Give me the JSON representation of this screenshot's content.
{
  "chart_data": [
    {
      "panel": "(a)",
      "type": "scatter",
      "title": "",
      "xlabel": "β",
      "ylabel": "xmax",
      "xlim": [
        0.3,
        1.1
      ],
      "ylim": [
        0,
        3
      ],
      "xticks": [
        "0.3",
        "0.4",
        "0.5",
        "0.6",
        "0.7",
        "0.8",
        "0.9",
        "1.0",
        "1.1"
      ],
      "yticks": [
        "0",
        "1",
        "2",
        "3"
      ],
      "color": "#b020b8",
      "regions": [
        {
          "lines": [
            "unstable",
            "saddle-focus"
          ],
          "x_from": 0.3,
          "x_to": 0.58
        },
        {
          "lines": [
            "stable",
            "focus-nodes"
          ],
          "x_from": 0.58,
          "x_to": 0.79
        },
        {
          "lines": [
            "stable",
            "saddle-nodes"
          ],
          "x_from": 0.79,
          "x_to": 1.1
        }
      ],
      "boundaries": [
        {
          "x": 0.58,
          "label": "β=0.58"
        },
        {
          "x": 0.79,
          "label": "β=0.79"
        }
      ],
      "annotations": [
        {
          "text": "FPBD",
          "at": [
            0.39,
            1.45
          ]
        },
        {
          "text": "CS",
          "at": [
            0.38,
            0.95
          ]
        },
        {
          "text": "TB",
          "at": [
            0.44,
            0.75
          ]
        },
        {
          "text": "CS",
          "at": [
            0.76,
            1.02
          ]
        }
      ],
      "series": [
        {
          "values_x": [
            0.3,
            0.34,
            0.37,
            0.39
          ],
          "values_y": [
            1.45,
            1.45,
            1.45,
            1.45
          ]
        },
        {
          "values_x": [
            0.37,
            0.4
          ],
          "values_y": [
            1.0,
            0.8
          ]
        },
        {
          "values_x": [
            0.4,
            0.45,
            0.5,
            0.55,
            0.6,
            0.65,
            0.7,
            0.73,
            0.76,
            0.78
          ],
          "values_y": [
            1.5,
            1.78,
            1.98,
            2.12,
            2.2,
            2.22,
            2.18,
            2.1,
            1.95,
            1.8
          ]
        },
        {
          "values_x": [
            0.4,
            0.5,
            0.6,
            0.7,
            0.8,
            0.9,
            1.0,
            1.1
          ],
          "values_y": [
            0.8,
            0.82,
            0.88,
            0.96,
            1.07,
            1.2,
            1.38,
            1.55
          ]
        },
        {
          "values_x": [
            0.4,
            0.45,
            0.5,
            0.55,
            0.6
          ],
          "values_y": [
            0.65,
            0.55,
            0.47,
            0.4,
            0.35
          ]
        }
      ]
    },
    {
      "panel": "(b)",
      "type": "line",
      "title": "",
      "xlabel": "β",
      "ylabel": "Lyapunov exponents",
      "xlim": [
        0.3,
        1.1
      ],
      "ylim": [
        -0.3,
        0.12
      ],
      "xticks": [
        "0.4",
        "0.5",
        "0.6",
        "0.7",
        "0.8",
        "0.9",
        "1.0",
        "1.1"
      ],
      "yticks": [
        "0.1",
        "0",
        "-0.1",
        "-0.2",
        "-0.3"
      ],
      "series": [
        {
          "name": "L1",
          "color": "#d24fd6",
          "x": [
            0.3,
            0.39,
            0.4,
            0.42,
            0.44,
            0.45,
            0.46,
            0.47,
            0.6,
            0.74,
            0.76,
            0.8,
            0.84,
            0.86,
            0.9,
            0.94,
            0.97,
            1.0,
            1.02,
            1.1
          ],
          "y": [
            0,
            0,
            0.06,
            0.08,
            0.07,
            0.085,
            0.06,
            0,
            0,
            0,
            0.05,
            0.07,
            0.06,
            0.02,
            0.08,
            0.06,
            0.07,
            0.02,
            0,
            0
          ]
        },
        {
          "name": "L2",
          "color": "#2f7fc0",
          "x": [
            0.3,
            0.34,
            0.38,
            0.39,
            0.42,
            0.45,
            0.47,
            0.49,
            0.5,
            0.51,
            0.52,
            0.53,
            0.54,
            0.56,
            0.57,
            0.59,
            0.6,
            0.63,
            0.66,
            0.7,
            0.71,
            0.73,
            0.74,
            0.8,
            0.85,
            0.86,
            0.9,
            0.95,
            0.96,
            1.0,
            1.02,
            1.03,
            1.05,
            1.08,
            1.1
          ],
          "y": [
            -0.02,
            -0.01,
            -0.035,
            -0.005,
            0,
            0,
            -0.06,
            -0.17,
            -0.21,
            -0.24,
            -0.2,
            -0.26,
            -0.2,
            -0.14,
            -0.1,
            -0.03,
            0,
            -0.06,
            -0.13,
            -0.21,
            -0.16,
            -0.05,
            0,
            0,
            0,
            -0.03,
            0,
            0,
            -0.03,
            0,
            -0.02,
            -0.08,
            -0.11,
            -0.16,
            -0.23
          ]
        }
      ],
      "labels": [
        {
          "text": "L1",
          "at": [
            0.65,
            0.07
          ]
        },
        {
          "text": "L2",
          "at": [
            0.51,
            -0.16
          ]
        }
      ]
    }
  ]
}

★ ★ ★ ★ ★ ★ ★

Problem to solve:
Go through the entries and return each line where the word "color" appears.

Right answer:
      "color": "#b020b8",
          "color": "#d24fd6",
          "color": "#2f7fc0",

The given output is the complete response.